What to do —
Where a line contains the word "from", copy that line in full.
■ ■ ■ ■
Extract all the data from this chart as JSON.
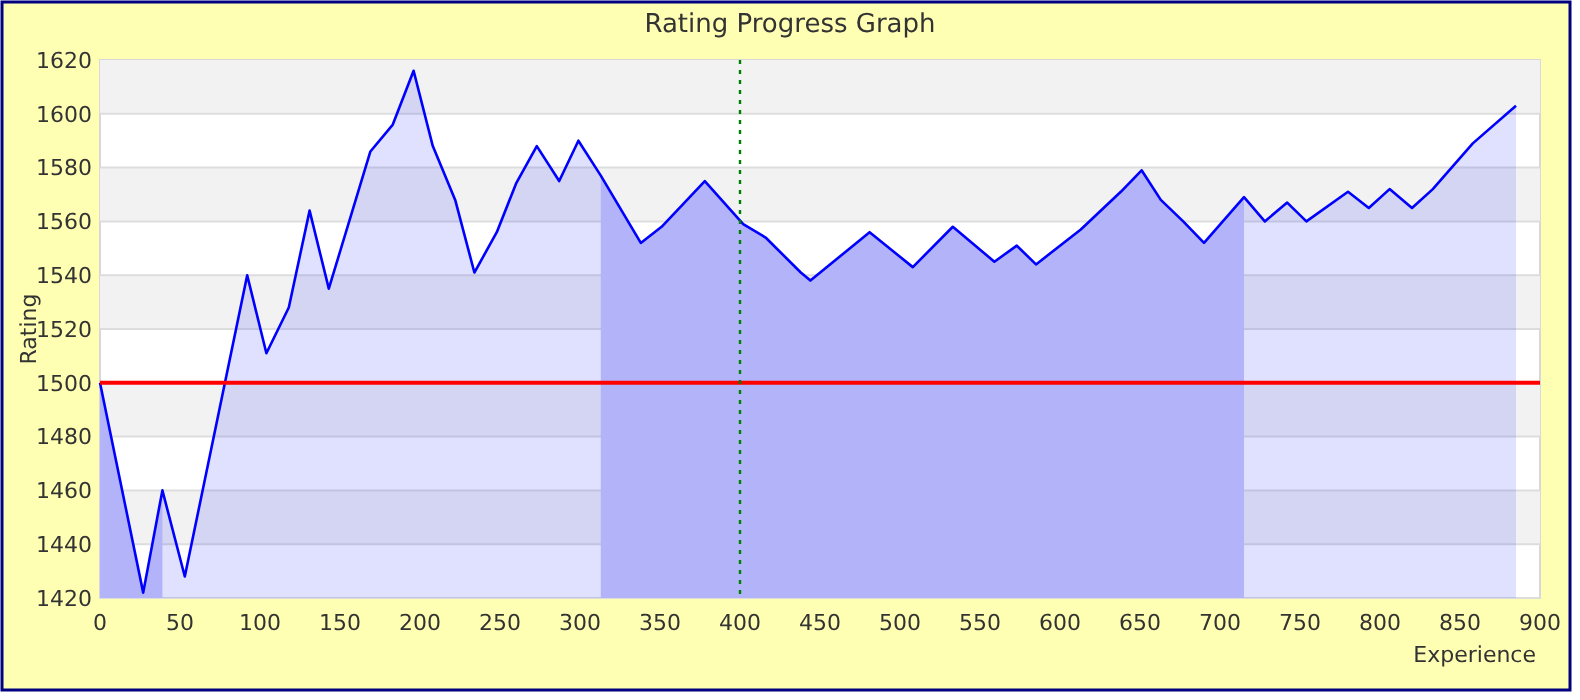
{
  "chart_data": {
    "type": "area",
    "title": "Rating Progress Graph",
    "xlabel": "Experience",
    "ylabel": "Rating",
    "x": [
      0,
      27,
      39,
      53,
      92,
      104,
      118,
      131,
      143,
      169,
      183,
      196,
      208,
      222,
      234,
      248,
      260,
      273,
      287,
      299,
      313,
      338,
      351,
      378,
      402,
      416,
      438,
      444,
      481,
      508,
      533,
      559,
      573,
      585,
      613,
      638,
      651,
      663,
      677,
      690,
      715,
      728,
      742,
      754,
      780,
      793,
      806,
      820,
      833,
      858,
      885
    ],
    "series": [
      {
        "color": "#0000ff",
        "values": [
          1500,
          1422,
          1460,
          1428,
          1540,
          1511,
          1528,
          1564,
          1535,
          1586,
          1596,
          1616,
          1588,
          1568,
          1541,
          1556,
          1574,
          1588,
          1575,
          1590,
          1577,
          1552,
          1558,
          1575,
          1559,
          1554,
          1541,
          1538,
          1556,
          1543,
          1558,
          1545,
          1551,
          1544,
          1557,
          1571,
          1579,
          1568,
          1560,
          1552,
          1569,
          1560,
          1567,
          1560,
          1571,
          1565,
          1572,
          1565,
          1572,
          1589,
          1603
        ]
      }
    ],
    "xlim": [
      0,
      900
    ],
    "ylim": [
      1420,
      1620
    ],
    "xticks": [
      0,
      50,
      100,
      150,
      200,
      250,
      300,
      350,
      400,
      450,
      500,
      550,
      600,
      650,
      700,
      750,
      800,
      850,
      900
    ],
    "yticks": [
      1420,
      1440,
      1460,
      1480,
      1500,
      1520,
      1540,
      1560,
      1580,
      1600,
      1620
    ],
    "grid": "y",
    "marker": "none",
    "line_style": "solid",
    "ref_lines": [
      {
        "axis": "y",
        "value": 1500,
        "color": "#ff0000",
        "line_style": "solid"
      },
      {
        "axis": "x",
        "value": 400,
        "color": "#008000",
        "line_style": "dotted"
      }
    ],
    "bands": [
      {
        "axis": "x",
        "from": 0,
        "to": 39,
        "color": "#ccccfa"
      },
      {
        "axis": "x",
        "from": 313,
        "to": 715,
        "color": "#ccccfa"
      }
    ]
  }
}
■ ■ ■ ■
Answer to the exercise —
Extract all the data from this chart as JSON.
        "from": 0,
        "from": 313,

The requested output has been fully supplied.